EXERCISE DIRECTIONS: Word for word, give the material below again, minus any images.

DATA SECTION:

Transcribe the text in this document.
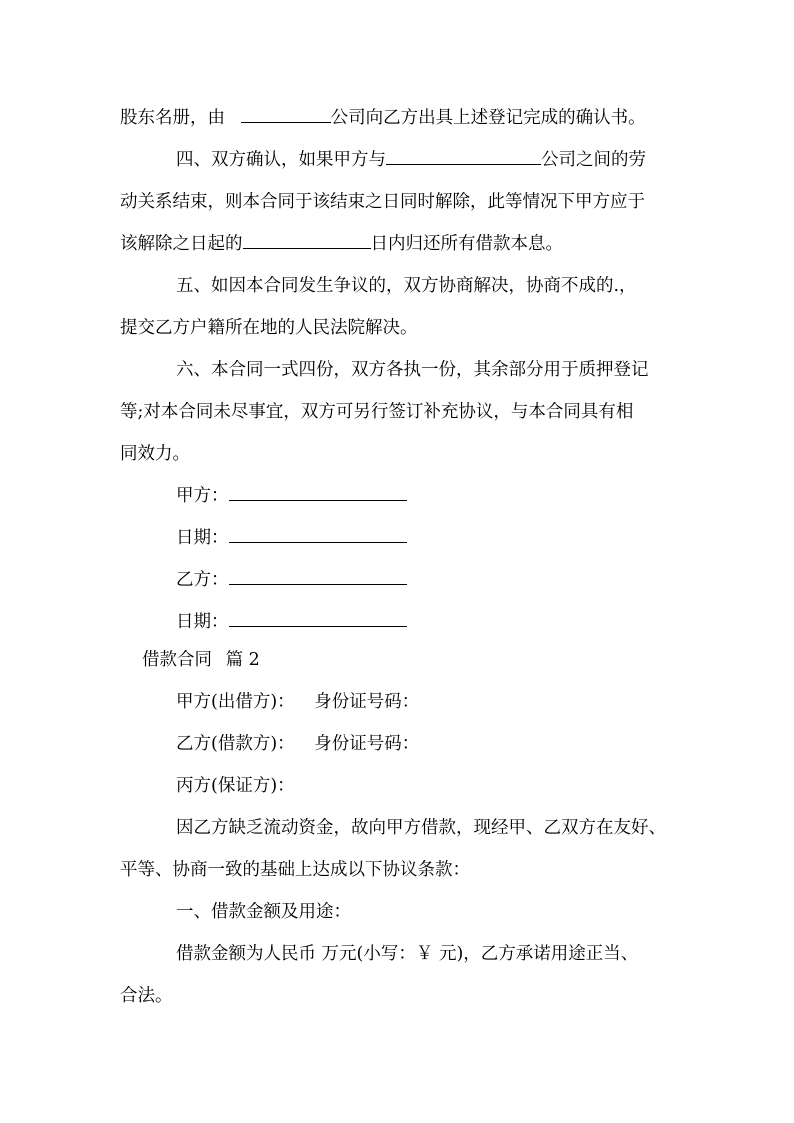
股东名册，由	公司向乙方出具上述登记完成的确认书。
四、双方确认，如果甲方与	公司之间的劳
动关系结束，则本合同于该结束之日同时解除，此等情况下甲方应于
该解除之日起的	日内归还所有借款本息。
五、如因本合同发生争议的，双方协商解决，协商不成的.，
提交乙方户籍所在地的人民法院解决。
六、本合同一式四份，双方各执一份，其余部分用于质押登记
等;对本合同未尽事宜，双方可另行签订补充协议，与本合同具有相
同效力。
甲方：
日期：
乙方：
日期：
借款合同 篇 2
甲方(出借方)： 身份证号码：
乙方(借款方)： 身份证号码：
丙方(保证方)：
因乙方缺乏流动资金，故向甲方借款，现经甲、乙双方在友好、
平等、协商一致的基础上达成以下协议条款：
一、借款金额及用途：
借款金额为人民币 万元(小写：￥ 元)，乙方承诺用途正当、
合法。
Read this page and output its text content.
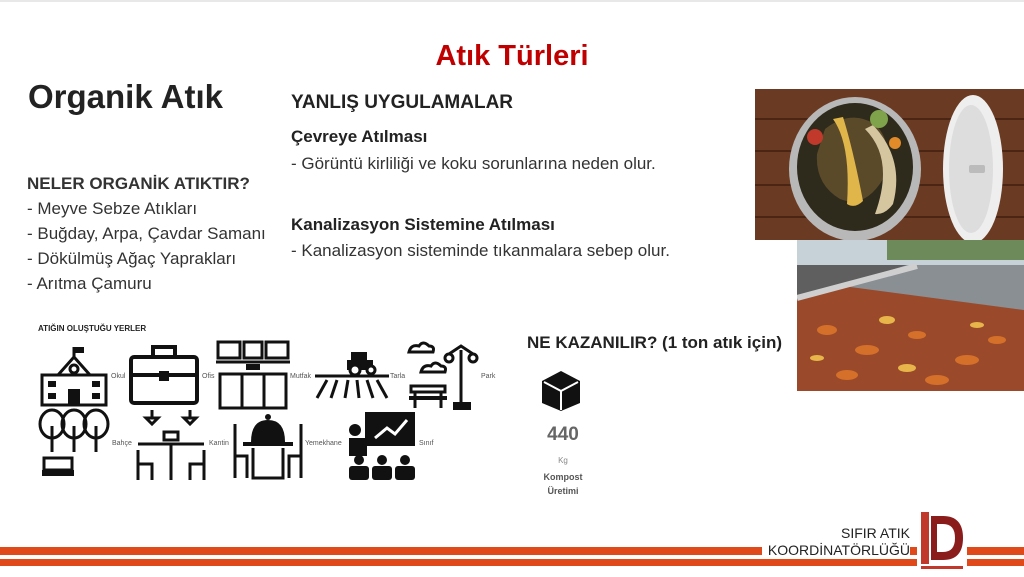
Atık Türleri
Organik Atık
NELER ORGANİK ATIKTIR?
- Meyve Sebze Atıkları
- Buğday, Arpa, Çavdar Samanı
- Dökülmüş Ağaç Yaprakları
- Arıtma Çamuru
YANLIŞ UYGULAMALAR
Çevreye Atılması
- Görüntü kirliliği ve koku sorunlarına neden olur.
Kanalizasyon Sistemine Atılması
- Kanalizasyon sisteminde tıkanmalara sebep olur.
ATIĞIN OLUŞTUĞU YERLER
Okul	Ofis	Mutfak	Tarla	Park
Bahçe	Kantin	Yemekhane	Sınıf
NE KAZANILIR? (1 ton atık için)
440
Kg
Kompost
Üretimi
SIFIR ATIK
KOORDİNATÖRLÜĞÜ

THE COMPLETED TASK:
Transcribe the text in this document.
股东名册，由	公司向乙方出具上述登记完成的确认书。
四、双方确认，如果甲方与	公司之间的劳
动关系结束，则本合同于该结束之日同时解除，此等情况下甲方应于
该解除之日起的	日内归还所有借款本息。
五、如因本合同发生争议的，双方协商解决，协商不成的.，
提交乙方户籍所在地的人民法院解决。
六、本合同一式四份，双方各执一份，其余部分用于质押登记
等;对本合同未尽事宜，双方可另行签订补充协议，与本合同具有相
同效力。
甲方：
日期：
乙方：
日期：
借款合同 篇 2
甲方(出借方)： 身份证号码：
乙方(借款方)： 身份证号码：
丙方(保证方)：
因乙方缺乏流动资金，故向甲方借款，现经甲、乙双方在友好、
平等、协商一致的基础上达成以下协议条款：
一、借款金额及用途：
借款金额为人民币 万元(小写：￥ 元)，乙方承诺用途正当、
合法。
Read this page and output its text content.
Atık Türleri
Organik Atık
NELER ORGANİK ATIKTIR?
- Meyve Sebze Atıkları
- Buğday, Arpa, Çavdar Samanı
- Dökülmüş Ağaç Yaprakları
- Arıtma Çamuru
YANLIŞ UYGULAMALAR
Çevreye Atılması
- Görüntü kirliliği ve koku sorunlarına neden olur.
Kanalizasyon Sistemine Atılması
- Kanalizasyon sisteminde tıkanmalara sebep olur.
ATIĞIN OLUŞTUĞU YERLER
Okul	Ofis	Mutfak	Tarla	Park
Bahçe	Kantin	Yemekhane	Sınıf
NE KAZANILIR? (1 ton atık için)
440
Kg
Kompost
Üretimi
SIFIR ATIK
KOORDİNATÖRLÜĞÜ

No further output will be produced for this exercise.